DÉFI A = Extrayez à l'identique les lignes fournies, depuis la toute première jusqu'à celle qui contient « orderbook-row[interactable]: 3.11 17.80% », les deux bornes comprises.

═════ PASSAGE PROPOSÉ

Vu la procédure suivante :
Procédure contentieuse antérieure :
M. A... B... a demandé au tribunal administratif de Montpellier d'annuler l'arrêté du 25 avril 2022 par lequel le préfet des Pyrénées-Orientales l'a obligé à quitter le territoire français sans délai, a fixé le pays de destination et l'a interdit de retour sur le territoire français pour une durée d'un an.
Par un jugement n° 2202147 du 2 juin 2022, le magistrat désigné par le président du tribunal administratif de Montpellier a rejeté sa demande.
Procédure devant la cour :
Par une requête, enregistrée le 15 avril 2023, M. B..., représenté par Me Summerfield, demande à la cour :
1°) d'annuler ce jugement ;
2°) d'annuler l'arrêté du 25 avril 2022 par lequel le préfet des Pyrénées-Orientales l'a obligé à quitter le territoire français sans délai, a fixé le pays de destination et l'a interdit de retour sur le territoire français pour une durée d'un an ;
3°) d'enjoindre au préfet des Pyrénées-Orientales de lui notifier un délai de départ volontaire qui ne peut être inférieur à un mois ;
4°) de mettre à la charge de l'Etat la somme de 1 500 euros au titre de l'article L. 761-1 du code de justice administrative et de l'article 37 de la loi du 10 juillet 1991.

══════════
═════ DONNÉES FOURNIES

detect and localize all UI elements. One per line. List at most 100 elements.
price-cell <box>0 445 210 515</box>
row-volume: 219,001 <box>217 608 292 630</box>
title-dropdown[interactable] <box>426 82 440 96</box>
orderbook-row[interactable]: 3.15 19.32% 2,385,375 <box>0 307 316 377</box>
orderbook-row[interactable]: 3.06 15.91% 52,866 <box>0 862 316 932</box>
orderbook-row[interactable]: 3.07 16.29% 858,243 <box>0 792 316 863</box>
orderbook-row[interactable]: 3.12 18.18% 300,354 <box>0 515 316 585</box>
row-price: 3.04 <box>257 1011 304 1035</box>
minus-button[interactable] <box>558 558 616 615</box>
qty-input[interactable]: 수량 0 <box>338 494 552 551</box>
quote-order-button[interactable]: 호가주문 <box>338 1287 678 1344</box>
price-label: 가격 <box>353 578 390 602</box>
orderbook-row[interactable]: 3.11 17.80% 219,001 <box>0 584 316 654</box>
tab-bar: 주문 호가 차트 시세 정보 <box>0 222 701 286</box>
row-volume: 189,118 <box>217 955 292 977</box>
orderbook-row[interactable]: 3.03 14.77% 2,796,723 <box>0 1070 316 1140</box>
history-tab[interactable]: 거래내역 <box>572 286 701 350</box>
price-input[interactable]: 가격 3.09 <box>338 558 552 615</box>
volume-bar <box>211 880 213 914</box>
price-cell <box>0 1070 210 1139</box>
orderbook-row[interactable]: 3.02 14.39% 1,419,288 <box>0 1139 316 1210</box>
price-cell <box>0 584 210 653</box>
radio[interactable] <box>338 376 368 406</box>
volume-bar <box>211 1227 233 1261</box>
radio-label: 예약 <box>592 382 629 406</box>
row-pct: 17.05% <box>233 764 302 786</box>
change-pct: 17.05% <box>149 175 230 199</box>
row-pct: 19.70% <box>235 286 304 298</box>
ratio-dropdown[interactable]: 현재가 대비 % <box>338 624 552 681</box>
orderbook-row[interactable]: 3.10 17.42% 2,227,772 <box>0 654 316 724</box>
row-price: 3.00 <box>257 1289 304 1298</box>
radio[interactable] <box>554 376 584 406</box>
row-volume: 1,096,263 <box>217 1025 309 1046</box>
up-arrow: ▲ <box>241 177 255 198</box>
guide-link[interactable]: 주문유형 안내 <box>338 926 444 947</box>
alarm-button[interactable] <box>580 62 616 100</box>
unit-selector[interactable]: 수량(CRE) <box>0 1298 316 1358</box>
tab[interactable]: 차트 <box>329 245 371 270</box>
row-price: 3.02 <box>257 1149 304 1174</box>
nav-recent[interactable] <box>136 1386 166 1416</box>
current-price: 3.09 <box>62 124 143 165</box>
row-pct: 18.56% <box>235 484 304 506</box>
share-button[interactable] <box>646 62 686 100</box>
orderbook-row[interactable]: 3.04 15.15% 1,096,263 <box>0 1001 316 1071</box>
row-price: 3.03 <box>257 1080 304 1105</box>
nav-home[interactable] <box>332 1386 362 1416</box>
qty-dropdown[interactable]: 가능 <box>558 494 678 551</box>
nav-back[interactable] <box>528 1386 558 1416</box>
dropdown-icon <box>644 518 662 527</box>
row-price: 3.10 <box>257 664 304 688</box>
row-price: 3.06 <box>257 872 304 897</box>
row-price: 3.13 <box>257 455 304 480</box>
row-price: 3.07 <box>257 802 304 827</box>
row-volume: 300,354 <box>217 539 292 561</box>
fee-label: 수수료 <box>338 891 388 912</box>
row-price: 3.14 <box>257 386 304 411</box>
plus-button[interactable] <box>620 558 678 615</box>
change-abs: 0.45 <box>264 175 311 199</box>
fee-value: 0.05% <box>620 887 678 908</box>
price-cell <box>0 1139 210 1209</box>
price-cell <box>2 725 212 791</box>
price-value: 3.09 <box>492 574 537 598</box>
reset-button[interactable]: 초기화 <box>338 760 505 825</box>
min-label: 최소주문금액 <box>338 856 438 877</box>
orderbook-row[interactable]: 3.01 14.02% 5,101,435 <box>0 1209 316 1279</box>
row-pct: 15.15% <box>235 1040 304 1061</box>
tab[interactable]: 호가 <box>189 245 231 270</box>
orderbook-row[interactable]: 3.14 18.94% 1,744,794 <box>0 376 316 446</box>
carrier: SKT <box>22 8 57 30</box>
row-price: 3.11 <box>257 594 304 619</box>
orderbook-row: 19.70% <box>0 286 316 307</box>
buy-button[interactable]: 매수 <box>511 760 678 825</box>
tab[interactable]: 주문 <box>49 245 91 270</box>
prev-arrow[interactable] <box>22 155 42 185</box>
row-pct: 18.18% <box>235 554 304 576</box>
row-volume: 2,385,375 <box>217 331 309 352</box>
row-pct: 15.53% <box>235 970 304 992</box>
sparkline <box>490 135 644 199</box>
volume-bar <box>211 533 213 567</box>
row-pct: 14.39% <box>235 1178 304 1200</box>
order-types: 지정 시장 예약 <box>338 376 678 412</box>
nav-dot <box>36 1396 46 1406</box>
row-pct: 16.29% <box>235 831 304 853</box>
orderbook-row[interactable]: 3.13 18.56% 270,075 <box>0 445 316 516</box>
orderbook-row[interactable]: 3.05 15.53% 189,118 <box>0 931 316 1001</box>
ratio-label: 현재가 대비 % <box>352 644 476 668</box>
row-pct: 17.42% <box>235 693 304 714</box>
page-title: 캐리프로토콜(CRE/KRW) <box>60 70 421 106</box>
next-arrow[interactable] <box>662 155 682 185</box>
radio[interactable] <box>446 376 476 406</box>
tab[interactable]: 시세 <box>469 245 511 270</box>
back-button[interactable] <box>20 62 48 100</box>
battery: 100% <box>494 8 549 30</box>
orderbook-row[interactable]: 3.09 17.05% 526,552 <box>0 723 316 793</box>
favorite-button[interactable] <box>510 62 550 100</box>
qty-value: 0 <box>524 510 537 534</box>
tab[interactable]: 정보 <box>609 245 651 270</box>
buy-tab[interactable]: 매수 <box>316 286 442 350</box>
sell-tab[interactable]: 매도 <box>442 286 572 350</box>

══════════

DÉFI B = Quelles sont toutes les dates mentionnées dans l'extrait de décision ?

SOLUTION A =
detect and localize all UI elements. One per line. List at most 100 elements.
price-cell <box>0 445 210 515</box>
row-volume: 219,001 <box>217 608 292 630</box>
title-dropdown[interactable] <box>426 82 440 96</box>
orderbook-row[interactable]: 3.15 19.32% 2,385,375 <box>0 307 316 377</box>
orderbook-row[interactable]: 3.06 15.91% 52,866 <box>0 862 316 932</box>
orderbook-row[interactable]: 3.07 16.29% 858,243 <box>0 792 316 863</box>
orderbook-row[interactable]: 3.12 18.18% 300,354 <box>0 515 316 585</box>
row-price: 3.04 <box>257 1011 304 1035</box>
minus-button[interactable] <box>558 558 616 615</box>
qty-input[interactable]: 수량 0 <box>338 494 552 551</box>
quote-order-button[interactable]: 호가주문 <box>338 1287 678 1344</box>
price-label: 가격 <box>353 578 390 602</box>
orderbook-row[interactable]: 3.11 17.80% 219,001 <box>0 584 316 654</box>

SOLUTION B =
- 25 avril 2022
- 2 juin 2022
- 15 avril 2023
- 10 juillet 1991